**What you need to do:** Below are the records. List every line holding the word "heights".
== == ==
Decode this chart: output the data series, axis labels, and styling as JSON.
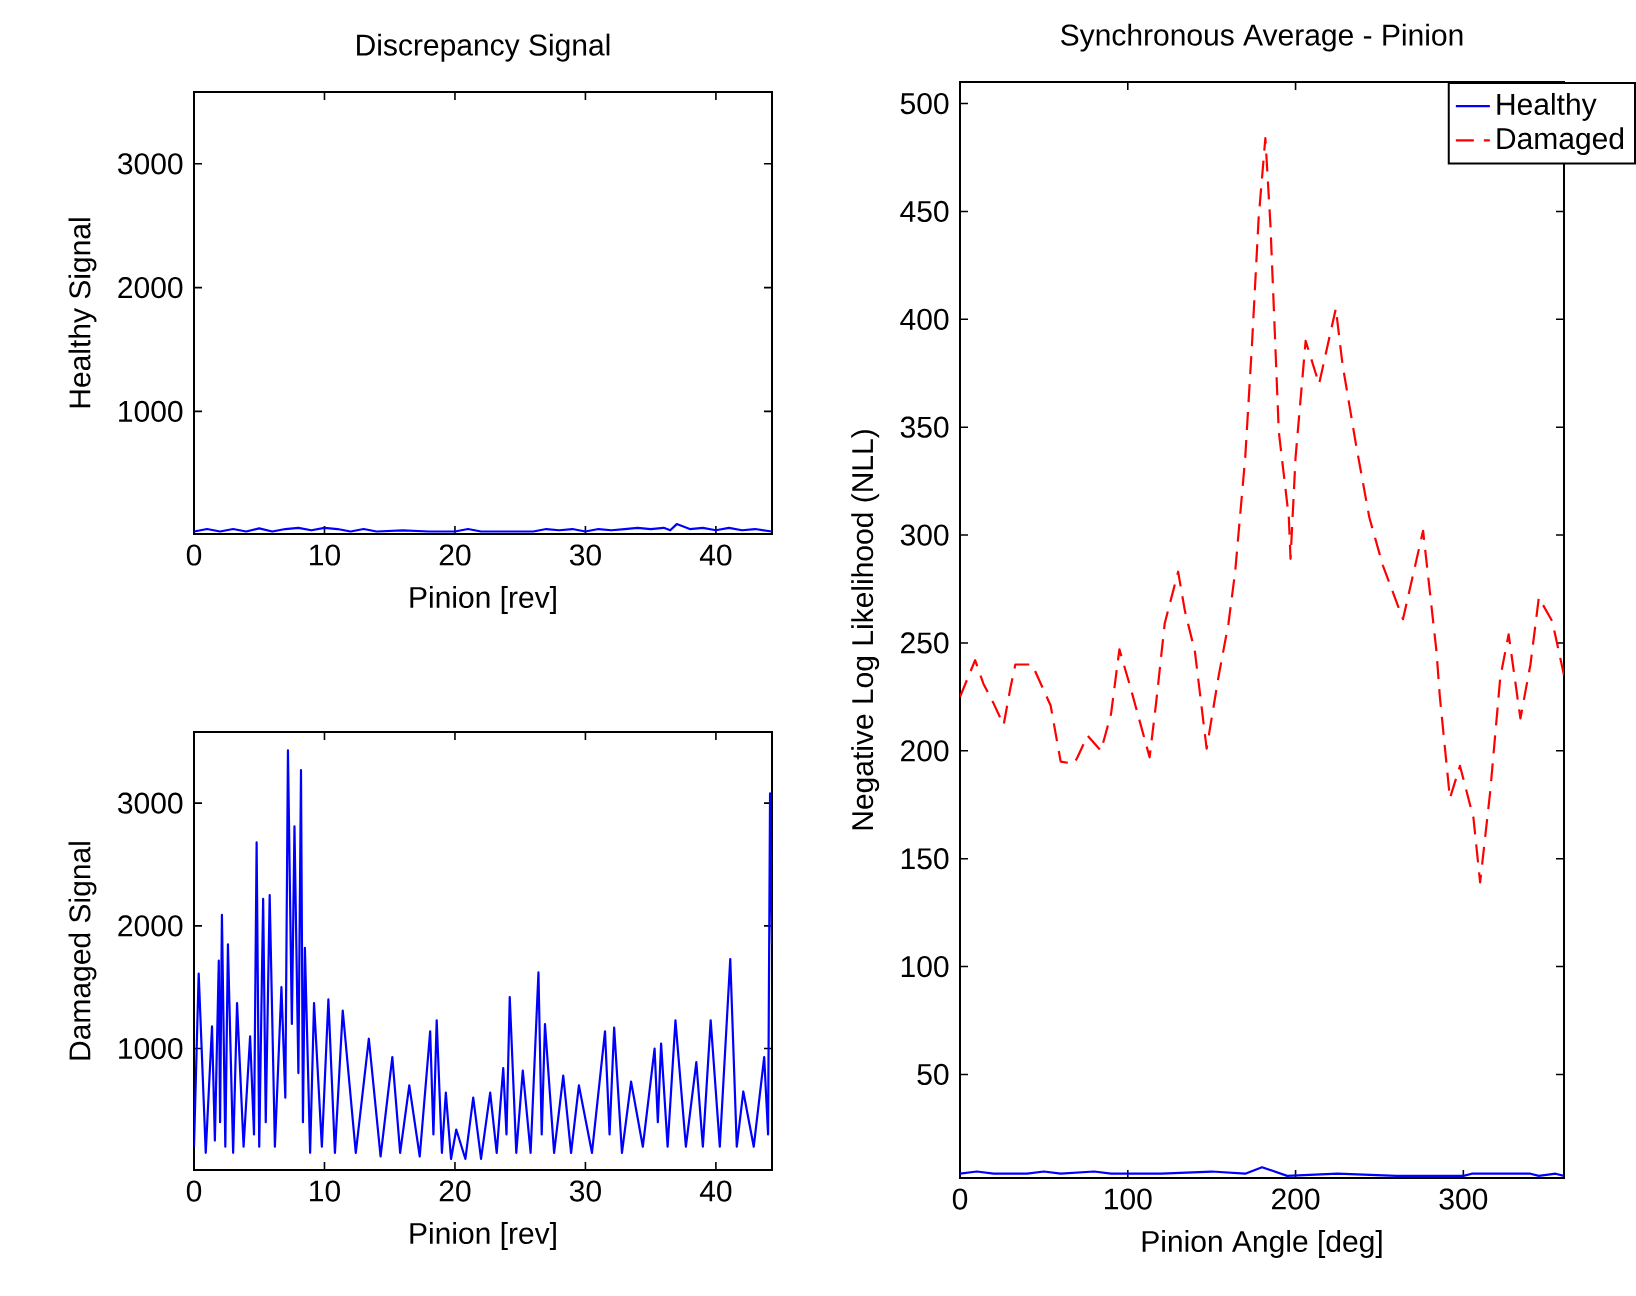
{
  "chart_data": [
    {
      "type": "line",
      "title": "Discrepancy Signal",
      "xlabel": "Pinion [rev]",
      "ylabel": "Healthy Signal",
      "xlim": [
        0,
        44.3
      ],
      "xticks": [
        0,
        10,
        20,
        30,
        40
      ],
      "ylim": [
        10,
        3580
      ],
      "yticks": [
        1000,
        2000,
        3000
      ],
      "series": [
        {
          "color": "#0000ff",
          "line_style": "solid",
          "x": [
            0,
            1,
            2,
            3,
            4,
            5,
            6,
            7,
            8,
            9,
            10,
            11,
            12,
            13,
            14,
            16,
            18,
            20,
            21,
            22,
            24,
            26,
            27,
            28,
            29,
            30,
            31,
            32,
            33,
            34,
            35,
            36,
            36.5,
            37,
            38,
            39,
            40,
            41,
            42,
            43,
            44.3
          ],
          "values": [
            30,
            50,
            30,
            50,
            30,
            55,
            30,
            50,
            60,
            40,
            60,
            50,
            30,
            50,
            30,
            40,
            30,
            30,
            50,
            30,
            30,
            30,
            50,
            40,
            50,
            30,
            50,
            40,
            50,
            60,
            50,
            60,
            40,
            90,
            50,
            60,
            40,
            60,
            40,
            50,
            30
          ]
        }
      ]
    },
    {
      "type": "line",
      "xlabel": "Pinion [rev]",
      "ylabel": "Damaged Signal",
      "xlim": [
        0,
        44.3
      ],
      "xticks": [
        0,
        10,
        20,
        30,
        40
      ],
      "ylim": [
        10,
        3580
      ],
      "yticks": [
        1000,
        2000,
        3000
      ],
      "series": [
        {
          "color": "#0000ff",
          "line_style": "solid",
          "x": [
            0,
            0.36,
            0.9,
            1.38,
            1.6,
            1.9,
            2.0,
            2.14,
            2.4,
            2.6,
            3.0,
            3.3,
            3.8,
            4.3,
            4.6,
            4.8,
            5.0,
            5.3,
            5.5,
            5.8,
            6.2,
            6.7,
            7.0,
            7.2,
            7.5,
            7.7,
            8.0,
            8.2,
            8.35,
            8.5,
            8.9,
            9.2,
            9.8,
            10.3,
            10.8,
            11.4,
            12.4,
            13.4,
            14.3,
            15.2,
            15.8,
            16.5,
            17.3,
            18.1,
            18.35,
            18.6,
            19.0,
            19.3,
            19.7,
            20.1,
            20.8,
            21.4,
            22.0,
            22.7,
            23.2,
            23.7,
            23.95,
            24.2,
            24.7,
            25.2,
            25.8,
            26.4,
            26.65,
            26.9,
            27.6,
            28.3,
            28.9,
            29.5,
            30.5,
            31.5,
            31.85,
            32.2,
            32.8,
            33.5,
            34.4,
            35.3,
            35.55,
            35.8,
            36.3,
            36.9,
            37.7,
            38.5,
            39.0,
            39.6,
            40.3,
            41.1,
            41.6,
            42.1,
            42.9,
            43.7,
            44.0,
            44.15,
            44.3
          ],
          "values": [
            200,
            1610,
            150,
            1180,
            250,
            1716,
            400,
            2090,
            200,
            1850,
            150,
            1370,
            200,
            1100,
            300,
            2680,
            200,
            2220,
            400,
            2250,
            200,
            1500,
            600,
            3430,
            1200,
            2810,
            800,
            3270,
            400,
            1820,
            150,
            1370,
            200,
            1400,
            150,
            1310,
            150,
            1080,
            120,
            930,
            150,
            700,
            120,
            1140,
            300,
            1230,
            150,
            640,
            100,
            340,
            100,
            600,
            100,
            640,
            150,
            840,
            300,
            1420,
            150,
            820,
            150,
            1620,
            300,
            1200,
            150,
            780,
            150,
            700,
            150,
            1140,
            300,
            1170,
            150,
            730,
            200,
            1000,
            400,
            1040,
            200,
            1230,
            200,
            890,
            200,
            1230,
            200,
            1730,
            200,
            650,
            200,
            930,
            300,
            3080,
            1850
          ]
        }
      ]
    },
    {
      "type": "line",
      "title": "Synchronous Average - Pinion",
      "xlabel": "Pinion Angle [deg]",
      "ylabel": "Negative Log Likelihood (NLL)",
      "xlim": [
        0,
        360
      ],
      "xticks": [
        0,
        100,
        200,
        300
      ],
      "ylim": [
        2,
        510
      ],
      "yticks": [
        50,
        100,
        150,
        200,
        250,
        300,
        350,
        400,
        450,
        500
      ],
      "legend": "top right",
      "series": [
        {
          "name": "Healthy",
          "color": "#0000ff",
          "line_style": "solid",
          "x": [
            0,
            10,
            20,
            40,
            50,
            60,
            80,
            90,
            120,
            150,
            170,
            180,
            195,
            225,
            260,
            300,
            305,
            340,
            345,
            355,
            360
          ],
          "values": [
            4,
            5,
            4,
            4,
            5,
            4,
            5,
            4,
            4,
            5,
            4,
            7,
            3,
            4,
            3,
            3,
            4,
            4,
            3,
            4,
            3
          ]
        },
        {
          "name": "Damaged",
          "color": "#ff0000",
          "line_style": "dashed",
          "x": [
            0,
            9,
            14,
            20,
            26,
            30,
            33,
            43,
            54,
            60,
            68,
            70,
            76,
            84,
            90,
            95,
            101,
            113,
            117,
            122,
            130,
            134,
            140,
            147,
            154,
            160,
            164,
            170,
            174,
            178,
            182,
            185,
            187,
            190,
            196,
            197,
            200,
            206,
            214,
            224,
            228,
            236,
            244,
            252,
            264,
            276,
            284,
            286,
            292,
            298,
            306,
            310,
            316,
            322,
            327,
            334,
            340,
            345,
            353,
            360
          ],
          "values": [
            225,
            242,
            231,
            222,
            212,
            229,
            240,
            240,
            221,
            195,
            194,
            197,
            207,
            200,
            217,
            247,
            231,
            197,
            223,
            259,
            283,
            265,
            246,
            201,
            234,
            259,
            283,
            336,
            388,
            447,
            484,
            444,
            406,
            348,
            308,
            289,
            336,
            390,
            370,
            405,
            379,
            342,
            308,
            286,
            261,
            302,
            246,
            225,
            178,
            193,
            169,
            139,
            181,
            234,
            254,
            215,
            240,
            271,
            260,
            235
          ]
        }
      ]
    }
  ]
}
== == ==
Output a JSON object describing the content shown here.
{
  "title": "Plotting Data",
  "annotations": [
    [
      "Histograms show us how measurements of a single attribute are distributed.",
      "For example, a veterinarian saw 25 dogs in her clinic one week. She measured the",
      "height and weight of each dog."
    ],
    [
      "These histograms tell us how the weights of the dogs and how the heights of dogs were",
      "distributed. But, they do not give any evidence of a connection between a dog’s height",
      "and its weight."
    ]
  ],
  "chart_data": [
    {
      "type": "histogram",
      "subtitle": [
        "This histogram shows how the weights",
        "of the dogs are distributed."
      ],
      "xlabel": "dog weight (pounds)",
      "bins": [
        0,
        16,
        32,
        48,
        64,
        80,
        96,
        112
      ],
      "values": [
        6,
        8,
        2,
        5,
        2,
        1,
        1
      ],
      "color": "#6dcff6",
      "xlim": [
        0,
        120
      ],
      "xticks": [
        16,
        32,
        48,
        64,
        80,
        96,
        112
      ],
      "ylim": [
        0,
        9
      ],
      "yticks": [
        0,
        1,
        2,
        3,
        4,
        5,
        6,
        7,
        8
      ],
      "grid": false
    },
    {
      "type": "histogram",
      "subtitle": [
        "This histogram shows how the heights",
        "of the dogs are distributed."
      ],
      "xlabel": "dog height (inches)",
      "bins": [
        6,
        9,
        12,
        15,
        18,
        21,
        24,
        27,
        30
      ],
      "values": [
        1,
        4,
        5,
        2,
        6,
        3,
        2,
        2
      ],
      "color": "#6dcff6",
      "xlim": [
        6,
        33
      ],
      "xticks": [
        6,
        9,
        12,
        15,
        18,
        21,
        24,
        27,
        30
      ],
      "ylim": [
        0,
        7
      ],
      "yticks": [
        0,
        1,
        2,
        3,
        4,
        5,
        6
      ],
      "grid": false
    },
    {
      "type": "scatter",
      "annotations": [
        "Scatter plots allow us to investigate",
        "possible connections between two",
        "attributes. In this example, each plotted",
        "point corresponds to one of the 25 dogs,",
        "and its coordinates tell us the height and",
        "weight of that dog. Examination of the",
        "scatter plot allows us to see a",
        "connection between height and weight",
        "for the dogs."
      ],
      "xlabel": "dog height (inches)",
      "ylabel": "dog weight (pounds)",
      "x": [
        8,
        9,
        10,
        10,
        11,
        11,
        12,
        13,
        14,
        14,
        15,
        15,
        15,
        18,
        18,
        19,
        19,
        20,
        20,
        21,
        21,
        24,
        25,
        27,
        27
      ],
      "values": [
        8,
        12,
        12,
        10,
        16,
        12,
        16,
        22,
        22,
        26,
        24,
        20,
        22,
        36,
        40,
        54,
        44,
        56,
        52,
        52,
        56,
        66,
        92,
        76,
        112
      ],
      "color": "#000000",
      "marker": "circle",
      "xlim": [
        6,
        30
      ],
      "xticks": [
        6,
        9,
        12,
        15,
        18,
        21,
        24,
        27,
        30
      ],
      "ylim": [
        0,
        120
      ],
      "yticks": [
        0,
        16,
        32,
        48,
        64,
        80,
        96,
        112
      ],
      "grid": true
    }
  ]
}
== == ==
**Completed task:**
      "These histograms tell us how the weights of the dogs and how the heights of dogs were",
        "This histogram shows how the heights",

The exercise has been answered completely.